● Short problem
Search the material for the word "unplaced" and report each line where it turns up.

Dataset entries:
★ ★ ★ ★
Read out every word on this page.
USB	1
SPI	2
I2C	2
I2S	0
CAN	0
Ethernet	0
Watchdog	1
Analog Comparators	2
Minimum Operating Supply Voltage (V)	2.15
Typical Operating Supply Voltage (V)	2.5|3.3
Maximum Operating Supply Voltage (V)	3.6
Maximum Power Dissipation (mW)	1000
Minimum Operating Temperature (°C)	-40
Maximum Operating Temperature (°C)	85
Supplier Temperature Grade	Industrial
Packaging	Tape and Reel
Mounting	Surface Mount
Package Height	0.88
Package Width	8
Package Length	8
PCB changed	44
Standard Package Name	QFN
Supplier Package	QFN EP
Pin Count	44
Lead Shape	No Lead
★ ★ ★ ★
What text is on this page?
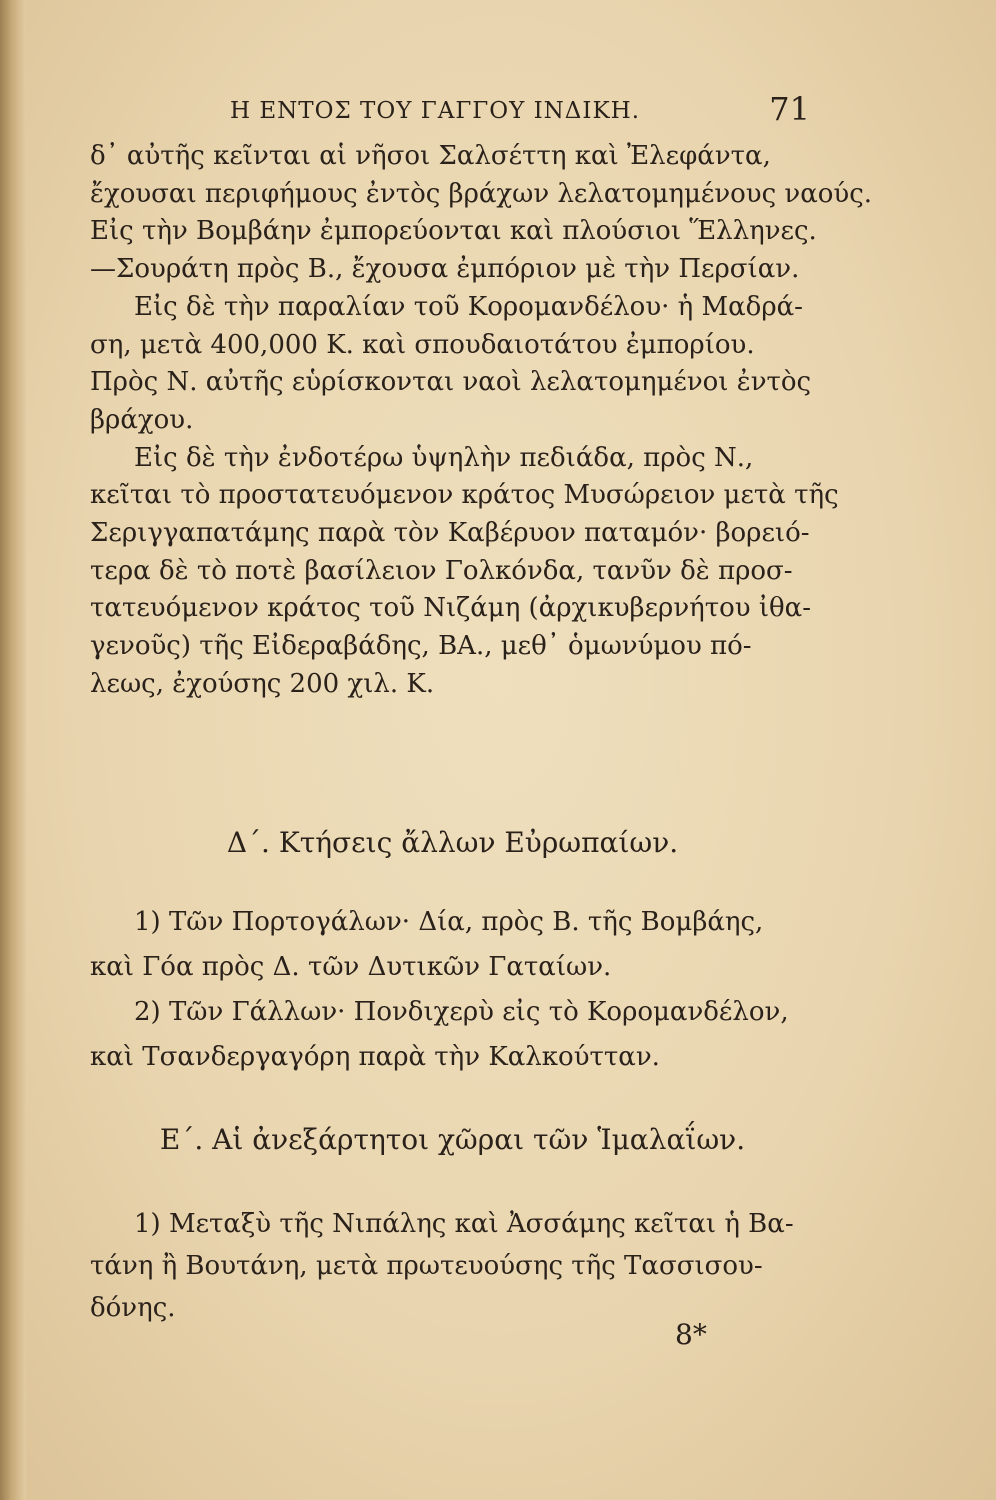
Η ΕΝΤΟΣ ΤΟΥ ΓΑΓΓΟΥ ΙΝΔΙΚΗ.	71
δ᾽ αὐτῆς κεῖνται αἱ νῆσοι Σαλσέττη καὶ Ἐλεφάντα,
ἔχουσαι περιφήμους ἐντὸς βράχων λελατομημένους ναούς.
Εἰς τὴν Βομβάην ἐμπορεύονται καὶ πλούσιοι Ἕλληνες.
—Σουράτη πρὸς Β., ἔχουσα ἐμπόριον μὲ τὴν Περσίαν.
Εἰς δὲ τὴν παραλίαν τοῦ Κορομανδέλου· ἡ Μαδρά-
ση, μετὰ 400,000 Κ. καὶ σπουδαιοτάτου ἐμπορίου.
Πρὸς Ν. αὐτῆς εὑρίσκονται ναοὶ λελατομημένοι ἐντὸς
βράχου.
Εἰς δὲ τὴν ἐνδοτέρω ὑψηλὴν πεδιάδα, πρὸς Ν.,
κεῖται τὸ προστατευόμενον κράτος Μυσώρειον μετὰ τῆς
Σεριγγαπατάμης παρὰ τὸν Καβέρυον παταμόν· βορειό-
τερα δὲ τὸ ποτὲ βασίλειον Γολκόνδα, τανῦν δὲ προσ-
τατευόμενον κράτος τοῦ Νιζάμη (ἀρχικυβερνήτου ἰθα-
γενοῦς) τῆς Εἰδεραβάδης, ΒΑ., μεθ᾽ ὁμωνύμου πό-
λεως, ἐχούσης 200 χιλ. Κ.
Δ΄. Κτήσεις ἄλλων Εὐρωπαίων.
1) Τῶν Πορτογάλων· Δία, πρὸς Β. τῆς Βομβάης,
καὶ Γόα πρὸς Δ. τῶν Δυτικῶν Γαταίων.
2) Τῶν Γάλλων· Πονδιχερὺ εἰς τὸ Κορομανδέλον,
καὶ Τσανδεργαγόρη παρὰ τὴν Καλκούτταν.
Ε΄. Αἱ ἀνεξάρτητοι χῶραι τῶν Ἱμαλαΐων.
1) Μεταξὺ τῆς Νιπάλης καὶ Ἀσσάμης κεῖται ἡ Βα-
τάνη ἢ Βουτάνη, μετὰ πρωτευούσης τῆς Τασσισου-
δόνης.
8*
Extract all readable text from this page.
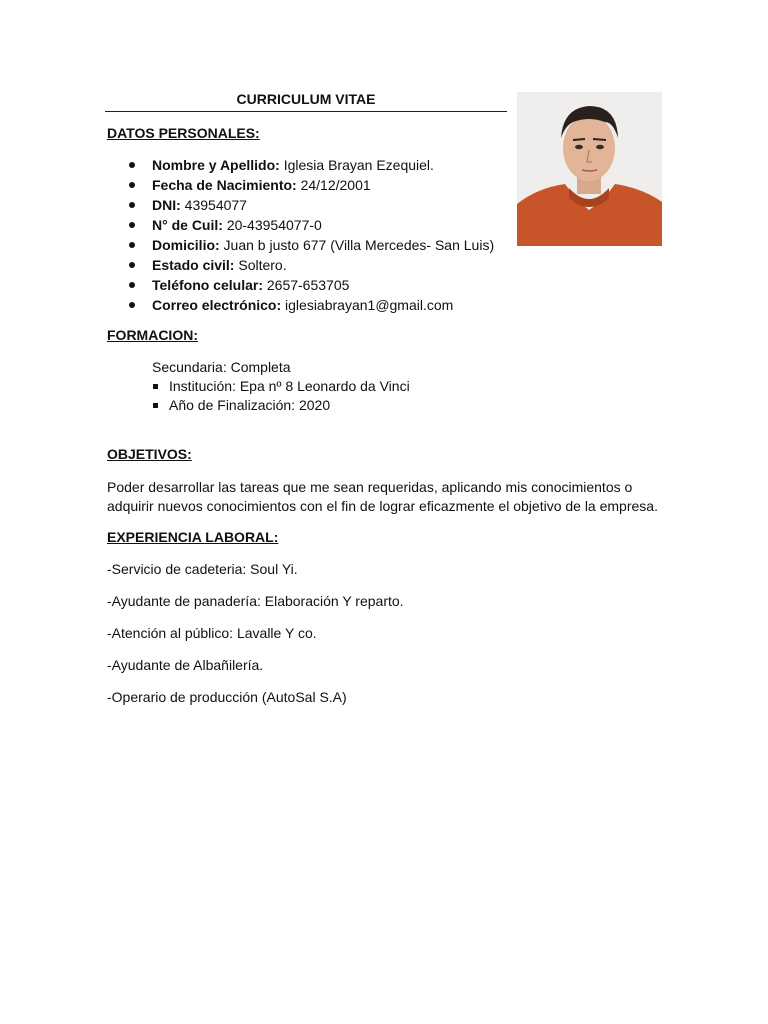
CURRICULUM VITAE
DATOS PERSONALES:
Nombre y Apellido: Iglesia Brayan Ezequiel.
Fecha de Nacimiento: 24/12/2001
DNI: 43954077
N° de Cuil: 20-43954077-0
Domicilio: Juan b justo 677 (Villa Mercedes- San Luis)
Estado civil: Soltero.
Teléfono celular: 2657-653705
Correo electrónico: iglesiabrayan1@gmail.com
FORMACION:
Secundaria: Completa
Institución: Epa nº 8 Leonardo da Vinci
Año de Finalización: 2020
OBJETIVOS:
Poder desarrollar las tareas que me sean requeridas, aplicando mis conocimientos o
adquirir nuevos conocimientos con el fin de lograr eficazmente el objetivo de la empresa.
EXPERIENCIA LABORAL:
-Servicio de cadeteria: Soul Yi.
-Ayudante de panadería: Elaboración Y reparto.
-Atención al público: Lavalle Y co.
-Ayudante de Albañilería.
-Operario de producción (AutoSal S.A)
★ ★ ★ ★
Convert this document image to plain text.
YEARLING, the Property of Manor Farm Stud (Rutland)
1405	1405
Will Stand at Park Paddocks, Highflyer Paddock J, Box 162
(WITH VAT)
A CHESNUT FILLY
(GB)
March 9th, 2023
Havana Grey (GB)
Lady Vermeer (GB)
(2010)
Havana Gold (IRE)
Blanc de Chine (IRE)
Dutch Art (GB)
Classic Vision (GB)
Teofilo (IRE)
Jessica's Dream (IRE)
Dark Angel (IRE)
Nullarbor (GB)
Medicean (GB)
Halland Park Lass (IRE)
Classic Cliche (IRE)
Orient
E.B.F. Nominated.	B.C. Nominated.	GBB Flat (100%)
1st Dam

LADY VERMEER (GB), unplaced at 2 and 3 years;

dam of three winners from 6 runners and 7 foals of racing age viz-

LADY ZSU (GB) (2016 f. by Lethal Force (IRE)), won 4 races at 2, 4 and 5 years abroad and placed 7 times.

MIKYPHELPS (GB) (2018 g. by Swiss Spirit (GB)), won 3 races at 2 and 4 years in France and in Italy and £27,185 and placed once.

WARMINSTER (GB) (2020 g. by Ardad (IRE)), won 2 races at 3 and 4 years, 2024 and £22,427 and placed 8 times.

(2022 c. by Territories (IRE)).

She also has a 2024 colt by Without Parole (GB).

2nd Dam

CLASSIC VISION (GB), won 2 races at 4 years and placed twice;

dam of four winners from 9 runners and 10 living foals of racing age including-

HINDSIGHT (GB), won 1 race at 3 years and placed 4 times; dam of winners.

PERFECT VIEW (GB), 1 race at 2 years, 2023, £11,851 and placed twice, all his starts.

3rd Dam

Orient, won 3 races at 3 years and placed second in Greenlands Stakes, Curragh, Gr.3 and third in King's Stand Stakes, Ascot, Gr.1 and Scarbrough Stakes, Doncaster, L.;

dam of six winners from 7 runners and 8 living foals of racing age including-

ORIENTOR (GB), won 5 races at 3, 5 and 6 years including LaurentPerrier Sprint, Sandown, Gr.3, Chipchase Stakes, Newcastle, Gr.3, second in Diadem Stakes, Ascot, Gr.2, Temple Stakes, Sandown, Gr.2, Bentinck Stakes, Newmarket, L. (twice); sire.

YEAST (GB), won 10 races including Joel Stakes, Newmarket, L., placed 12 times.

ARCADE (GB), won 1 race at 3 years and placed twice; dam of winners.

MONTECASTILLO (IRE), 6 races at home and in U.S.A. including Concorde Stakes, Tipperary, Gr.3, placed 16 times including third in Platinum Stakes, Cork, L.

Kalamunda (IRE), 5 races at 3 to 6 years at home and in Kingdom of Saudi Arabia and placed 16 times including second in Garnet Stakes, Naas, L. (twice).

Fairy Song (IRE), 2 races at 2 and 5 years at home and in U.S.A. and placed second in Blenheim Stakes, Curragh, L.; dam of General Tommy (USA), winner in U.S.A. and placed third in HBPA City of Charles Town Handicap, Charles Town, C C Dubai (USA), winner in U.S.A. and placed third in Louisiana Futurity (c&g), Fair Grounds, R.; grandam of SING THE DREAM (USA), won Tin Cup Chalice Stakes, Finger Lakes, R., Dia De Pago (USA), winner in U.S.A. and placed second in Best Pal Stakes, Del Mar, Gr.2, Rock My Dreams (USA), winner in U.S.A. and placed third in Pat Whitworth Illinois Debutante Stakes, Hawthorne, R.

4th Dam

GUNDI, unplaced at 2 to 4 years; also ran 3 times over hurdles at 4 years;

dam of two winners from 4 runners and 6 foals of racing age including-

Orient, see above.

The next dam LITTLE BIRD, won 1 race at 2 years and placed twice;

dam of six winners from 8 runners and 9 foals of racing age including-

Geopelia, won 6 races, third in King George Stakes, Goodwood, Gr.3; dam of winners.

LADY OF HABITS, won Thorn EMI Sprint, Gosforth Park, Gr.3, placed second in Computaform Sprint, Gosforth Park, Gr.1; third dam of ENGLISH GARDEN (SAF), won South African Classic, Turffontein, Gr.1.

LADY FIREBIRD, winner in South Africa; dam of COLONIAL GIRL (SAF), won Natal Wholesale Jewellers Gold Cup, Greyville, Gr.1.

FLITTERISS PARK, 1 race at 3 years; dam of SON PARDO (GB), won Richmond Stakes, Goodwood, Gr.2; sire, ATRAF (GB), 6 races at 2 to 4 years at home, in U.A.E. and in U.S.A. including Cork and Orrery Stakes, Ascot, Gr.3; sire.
★ ★ ★ ★
● Response to the task
LADY VERMEER (GB), unplaced at 2 and 3 years;
GUNDI, unplaced at 2 to 4 years; also ran 3 times over hurdles at 4 years;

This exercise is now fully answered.